[Start Input material]

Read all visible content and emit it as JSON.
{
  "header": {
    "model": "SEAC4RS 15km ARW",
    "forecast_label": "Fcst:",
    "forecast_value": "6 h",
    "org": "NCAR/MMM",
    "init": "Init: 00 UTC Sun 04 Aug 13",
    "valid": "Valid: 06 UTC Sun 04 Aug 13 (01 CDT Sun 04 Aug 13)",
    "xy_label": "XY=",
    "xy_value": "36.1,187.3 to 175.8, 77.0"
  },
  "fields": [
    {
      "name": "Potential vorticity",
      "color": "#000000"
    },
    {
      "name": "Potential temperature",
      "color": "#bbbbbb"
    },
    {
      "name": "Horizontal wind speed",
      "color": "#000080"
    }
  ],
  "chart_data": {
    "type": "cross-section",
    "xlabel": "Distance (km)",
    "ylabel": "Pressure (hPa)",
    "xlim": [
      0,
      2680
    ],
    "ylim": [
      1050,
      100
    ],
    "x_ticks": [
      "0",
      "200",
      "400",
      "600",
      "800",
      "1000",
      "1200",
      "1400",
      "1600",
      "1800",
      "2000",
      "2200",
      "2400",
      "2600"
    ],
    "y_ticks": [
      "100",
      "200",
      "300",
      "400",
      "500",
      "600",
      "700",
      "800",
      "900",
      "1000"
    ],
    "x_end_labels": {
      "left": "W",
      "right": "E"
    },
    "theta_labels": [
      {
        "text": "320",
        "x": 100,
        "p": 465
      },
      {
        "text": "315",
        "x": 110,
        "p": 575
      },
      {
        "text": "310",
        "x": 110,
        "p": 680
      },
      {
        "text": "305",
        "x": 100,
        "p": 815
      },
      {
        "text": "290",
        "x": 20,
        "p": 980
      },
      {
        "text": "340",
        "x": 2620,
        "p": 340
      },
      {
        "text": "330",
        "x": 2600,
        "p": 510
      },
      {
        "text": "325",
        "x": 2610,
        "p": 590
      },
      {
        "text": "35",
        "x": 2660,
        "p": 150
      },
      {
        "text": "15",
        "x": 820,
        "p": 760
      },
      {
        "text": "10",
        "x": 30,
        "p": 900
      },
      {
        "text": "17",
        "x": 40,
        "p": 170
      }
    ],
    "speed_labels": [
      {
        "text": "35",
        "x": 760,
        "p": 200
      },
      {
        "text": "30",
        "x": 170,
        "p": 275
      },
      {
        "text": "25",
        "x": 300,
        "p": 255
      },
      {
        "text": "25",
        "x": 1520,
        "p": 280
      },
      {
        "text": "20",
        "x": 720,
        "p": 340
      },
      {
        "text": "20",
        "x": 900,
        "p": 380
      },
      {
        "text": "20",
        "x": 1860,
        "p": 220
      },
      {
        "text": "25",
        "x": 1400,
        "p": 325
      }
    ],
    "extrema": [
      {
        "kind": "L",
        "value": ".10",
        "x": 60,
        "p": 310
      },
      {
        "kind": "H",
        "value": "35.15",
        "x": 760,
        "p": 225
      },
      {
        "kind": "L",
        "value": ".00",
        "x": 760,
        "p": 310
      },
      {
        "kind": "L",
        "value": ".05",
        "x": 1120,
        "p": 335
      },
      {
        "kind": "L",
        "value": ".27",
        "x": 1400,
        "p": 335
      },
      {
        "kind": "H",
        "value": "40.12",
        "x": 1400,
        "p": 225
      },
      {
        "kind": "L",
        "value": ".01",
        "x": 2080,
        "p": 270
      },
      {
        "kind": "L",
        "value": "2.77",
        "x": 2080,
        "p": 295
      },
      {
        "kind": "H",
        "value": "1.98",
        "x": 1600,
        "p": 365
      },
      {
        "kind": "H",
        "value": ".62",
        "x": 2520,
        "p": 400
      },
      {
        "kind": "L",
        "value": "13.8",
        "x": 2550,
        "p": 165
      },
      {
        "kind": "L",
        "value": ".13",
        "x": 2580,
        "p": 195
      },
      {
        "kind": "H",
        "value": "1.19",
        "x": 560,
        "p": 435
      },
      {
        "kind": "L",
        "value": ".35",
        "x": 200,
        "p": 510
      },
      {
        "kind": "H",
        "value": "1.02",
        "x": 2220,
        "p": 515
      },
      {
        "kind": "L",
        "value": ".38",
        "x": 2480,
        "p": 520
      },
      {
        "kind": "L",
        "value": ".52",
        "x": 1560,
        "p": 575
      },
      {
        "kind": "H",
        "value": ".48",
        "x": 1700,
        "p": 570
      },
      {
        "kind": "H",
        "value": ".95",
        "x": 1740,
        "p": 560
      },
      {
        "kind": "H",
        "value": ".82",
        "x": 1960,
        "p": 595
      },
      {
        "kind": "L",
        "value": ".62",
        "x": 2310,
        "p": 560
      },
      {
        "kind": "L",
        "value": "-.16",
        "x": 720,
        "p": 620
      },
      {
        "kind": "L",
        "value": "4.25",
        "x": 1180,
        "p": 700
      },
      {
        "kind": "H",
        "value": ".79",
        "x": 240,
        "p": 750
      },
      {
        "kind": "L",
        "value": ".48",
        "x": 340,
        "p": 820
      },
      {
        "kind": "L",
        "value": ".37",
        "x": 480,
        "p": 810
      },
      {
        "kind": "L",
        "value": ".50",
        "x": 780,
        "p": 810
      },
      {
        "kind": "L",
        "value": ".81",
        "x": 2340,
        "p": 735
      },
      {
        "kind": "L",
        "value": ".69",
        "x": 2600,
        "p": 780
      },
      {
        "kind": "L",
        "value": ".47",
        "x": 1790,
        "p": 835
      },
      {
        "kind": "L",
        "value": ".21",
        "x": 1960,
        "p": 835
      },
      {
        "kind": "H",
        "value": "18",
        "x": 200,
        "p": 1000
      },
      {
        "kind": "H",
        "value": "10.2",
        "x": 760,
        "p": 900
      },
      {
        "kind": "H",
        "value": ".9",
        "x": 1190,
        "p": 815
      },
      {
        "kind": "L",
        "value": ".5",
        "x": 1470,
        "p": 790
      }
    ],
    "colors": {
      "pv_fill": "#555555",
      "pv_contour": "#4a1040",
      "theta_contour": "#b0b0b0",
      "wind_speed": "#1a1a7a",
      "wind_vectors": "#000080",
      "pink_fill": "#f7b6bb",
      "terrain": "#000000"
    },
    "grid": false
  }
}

[End Input material]

Problem statement
Print every entry exactly as written.

Answer for this exercise
Read all visible content and emit it as JSON.
{
  "header": {
    "model": "SEAC4RS 15km ARW",
    "forecast_label": "Fcst:",
    "forecast_value": "6 h",
    "org": "NCAR/MMM",
    "init": "Init: 00 UTC Sun 04 Aug 13",
    "valid": "Valid: 06 UTC Sun 04 Aug 13 (01 CDT Sun 04 Aug 13)",
    "xy_label": "XY=",
    "xy_value": "36.1,187.3 to 175.8, 77.0"
  },
  "fields": [
    {
      "name": "Potential vorticity",
      "color": "#000000"
    },
    {
      "name": "Potential temperature",
      "color": "#bbbbbb"
    },
    {
      "name": "Horizontal wind speed",
      "color": "#000080"
    }
  ],
  "chart_data": {
    "type": "cross-section",
    "xlabel": "Distance (km)",
    "ylabel": "Pressure (hPa)",
    "xlim": [
      0,
      2680
    ],
    "ylim": [
      1050,
      100
    ],
    "x_ticks": [
      "0",
      "200",
      "400",
      "600",
      "800",
      "1000",
      "1200",
      "1400",
      "1600",
      "1800",
      "2000",
      "2200",
      "2400",
      "2600"
    ],
    "y_ticks": [
      "100",
      "200",
      "300",
      "400",
      "500",
      "600",
      "700",
      "800",
      "900",
      "1000"
    ],
    "x_end_labels": {
      "left": "W",
      "right": "E"
    },
    "theta_labels": [
      {
        "text": "320",
        "x": 100,
        "p": 465
      },
      {
        "text": "315",
        "x": 110,
        "p": 575
      },
      {
        "text": "310",
        "x": 110,
        "p": 680
      },
      {
        "text": "305",
        "x": 100,
        "p": 815
      },
      {
        "text": "290",
        "x": 20,
        "p": 980
      },
      {
        "text": "340",
        "x": 2620,
        "p": 340
      },
      {
        "text": "330",
        "x": 2600,
        "p": 510
      },
      {
        "text": "325",
        "x": 2610,
        "p": 590
      },
      {
        "text": "35",
        "x": 2660,
        "p": 150
      },
      {
        "text": "15",
        "x": 820,
        "p": 760
      },
      {
        "text": "10",
        "x": 30,
        "p": 900
      },
      {
        "text": "17",
        "x": 40,
        "p": 170
      }
    ],
    "speed_labels": [
      {
        "text": "35",
        "x": 760,
        "p": 200
      },
      {
        "text": "30",
        "x": 170,
        "p": 275
      },
      {
        "text": "25",
        "x": 300,
        "p": 255
      },
      {
        "text": "25",
        "x": 1520,
        "p": 280
      },
      {
        "text": "20",
        "x": 720,
        "p": 340
      },
      {
        "text": "20",
        "x": 900,
        "p": 380
      },
      {
        "text": "20",
        "x": 1860,
        "p": 220
      },
      {
        "text": "25",
        "x": 1400,
        "p": 325
      }
    ],
    "extrema": [
      {
        "kind": "L",
        "value": ".10",
        "x": 60,
        "p": 310
      },
      {
        "kind": "H",
        "value": "35.15",
        "x": 760,
        "p": 225
      },
      {
        "kind": "L",
        "value": ".00",
        "x": 760,
        "p": 310
      },
      {
        "kind": "L",
        "value": ".05",
        "x": 1120,
        "p": 335
      },
      {
        "kind": "L",
        "value": ".27",
        "x": 1400,
        "p": 335
      },
      {
        "kind": "H",
        "value": "40.12",
        "x": 1400,
        "p": 225
      },
      {
        "kind": "L",
        "value": ".01",
        "x": 2080,
        "p": 270
      },
      {
        "kind": "L",
        "value": "2.77",
        "x": 2080,
        "p": 295
      },
      {
        "kind": "H",
        "value": "1.98",
        "x": 1600,
        "p": 365
      },
      {
        "kind": "H",
        "value": ".62",
        "x": 2520,
        "p": 400
      },
      {
        "kind": "L",
        "value": "13.8",
        "x": 2550,
        "p": 165
      },
      {
        "kind": "L",
        "value": ".13",
        "x": 2580,
        "p": 195
      },
      {
        "kind": "H",
        "value": "1.19",
        "x": 560,
        "p": 435
      },
      {
        "kind": "L",
        "value": ".35",
        "x": 200,
        "p": 510
      },
      {
        "kind": "H",
        "value": "1.02",
        "x": 2220,
        "p": 515
      },
      {
        "kind": "L",
        "value": ".38",
        "x": 2480,
        "p": 520
      },
      {
        "kind": "L",
        "value": ".52",
        "x": 1560,
        "p": 575
      },
      {
        "kind": "H",
        "value": ".48",
        "x": 1700,
        "p": 570
      },
      {
        "kind": "H",
        "value": ".95",
        "x": 1740,
        "p": 560
      },
      {
        "kind": "H",
        "value": ".82",
        "x": 1960,
        "p": 595
      },
      {
        "kind": "L",
        "value": ".62",
        "x": 2310,
        "p": 560
      },
      {
        "kind": "L",
        "value": "-.16",
        "x": 720,
        "p": 620
      },
      {
        "kind": "L",
        "value": "4.25",
        "x": 1180,
        "p": 700
      },
      {
        "kind": "H",
        "value": ".79",
        "x": 240,
        "p": 750
      },
      {
        "kind": "L",
        "value": ".48",
        "x": 340,
        "p": 820
      },
      {
        "kind": "L",
        "value": ".37",
        "x": 480,
        "p": 810
      },
      {
        "kind": "L",
        "value": ".50",
        "x": 780,
        "p": 810
      },
      {
        "kind": "L",
        "value": ".81",
        "x": 2340,
        "p": 735
      },
      {
        "kind": "L",
        "value": ".69",
        "x": 2600,
        "p": 780
      },
      {
        "kind": "L",
        "value": ".47",
        "x": 1790,
        "p": 835
      },
      {
        "kind": "L",
        "value": ".21",
        "x": 1960,
        "p": 835
      },
      {
        "kind": "H",
        "value": "18",
        "x": 200,
        "p": 1000
      },
      {
        "kind": "H",
        "value": "10.2",
        "x": 760,
        "p": 900
      },
      {
        "kind": "H",
        "value": ".9",
        "x": 1190,
        "p": 815
      },
      {
        "kind": "L",
        "value": ".5",
        "x": 1470,
        "p": 790
      }
    ],
    "colors": {
      "pv_fill": "#555555",
      "pv_contour": "#4a1040",
      "theta_contour": "#b0b0b0",
      "wind_speed": "#1a1a7a",
      "wind_vectors": "#000080",
      "pink_fill": "#f7b6bb",
      "terrain": "#000000"
    },
    "grid": false
  }
}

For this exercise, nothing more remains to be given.